Learning from Baby P by Sharon Shoesmith

learning-from-baby-pOver Christmas I turned on the radio halfway through an interview with Eddie Mair on Radio 4. I didn’t know who he was speaking to but she was making some important and insightful comments about child protection and more broadly, society’s conflicted attitude to children. It was only after some time that I realised Mair was speaking to Sharon Shoesmith, who was Director of Children’s Services in Haringey at the time of Peter Connelly’s death. I’m glad I didn’t know who it was because I was able to listen with an open mind. The interview made me want to read Learning from Baby P.

Peter Connelly was 17 months old when he died with horrific injuries. He was known to social workers, medical staff and police. Subsequently his mother, her boyfriend and his brother were convicted of ‘causing or allowing’ his death.

Learning from Baby P is based on Shoesmith’s PhD thesis on the political, social and cultural response to the death of Peter Connelly (initially known only as Baby P for legal reasons). While she explains the theoretical underpinnings of her work, the book is written for the general reader.

She outlines the political and practice framework in force at the time. There was a model of child protection based on ‘predict and prevent’ – a belief that we could stop children being harmed as long as the correct procedures were followed.

________________

■ Task instructions
A. Answer these questions about the book review:
(i) Who was conducting the Radio 4 interview with Sharon Shoesmith?
(ii) How old was Peter Connelly when he died?
(iii) What is Learning from Baby P based on?
B. Retype everything in the book review from "learning-from-baby-pOver Christmas I" down to "allowing’ his death.".
None of the material is needed.

(Collected data)
________________

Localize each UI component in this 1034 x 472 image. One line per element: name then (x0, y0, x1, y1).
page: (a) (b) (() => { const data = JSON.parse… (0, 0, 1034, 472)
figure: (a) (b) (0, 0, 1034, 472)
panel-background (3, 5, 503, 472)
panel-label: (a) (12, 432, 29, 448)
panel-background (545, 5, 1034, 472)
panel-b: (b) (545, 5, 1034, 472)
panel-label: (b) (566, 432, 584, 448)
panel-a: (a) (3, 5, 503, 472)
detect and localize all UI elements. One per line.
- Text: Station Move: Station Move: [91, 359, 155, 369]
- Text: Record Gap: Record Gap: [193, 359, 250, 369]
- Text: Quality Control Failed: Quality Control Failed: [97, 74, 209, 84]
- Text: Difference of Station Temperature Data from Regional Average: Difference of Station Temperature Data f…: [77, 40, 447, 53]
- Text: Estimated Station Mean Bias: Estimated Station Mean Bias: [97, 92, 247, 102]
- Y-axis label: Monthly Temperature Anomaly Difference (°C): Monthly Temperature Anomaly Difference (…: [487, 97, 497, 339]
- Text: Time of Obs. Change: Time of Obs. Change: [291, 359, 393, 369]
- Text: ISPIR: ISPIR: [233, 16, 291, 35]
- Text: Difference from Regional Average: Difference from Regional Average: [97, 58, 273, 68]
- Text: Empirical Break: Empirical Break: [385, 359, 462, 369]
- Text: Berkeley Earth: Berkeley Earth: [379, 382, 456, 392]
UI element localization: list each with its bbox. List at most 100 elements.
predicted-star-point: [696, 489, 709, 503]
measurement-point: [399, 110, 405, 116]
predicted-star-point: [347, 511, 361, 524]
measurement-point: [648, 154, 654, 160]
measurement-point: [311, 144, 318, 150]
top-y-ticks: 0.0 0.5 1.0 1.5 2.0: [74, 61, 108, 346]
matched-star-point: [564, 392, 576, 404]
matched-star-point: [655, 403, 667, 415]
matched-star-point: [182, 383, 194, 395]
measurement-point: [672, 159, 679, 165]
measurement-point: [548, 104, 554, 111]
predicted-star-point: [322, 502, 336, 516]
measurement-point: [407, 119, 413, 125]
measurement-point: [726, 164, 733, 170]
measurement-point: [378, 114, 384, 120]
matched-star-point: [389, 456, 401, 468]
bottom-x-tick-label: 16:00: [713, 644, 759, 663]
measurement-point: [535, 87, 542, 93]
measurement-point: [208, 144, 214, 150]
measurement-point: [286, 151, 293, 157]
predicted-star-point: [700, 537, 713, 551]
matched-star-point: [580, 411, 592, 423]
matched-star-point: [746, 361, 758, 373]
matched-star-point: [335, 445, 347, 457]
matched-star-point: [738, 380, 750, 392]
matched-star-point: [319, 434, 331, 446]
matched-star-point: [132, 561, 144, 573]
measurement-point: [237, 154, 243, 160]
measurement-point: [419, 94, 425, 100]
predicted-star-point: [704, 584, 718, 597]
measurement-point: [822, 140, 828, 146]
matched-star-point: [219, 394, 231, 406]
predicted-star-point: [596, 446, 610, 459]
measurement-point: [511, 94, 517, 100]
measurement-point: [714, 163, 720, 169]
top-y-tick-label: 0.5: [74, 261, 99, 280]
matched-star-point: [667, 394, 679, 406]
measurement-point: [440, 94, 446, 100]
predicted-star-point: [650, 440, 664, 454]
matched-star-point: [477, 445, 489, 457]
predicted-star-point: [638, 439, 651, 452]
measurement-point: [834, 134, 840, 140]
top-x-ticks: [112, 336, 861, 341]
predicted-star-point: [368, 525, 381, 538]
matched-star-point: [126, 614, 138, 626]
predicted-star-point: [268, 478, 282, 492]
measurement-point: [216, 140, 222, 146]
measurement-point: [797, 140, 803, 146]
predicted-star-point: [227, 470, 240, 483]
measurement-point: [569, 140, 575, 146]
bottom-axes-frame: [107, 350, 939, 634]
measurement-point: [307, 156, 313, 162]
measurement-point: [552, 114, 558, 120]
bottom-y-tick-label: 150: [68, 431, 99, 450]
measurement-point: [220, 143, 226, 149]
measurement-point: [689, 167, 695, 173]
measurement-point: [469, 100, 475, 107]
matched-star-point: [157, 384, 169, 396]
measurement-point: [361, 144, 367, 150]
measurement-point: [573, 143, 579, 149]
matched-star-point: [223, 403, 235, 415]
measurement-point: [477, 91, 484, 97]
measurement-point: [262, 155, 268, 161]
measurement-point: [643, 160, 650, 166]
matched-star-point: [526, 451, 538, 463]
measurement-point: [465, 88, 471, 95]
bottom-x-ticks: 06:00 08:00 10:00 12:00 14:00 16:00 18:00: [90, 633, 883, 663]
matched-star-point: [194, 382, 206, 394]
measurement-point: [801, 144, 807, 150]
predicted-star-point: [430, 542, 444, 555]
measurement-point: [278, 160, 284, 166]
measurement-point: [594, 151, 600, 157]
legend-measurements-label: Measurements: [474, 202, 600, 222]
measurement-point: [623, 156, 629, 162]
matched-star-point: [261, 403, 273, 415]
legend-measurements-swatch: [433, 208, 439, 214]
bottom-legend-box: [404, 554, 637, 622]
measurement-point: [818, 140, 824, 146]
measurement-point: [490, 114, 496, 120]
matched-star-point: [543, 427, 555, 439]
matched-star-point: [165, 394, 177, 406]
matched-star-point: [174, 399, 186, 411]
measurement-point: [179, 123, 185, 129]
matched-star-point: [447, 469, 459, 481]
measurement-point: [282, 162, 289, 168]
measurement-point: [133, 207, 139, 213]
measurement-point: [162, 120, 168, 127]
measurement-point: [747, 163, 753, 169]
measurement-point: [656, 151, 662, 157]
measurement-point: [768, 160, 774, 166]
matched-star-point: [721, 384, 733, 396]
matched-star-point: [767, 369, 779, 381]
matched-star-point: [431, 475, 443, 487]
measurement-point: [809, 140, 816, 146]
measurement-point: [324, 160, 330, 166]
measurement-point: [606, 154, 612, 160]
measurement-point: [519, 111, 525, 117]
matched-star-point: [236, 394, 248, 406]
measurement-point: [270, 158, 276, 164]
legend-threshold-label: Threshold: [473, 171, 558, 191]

________________

■ Completed exercise
A.
(i) Eddie Mair
(ii) 17 months old
(iii) Shoesmith's PhD thesis on the political, social and cultural response to the death of Peter Connelly

B.
learning-from-baby-pOver Christmas I turned on the radio halfway through an interview with Eddie Mair on Radio 4. I didn’t know who he was speaking to but she was making some important and insightful comments about child protection and more broadly, society’s conflicted attitude to children. It was only after some time that I realised Mair was speaking to Sharon Shoesmith, who was Director of Children’s Services in Haringey at the time of Peter Connelly’s death. I’m glad I didn’t know who it was because I was able to listen with an open mind. The interview made me want to read Learning from Baby P.

Peter Connelly was 17 months old when he died with horrific injuries. He was known to social workers, medical staff and police. Subsequently his mother, her boyfriend and his brother were convicted of ‘causing or allowing’ his death.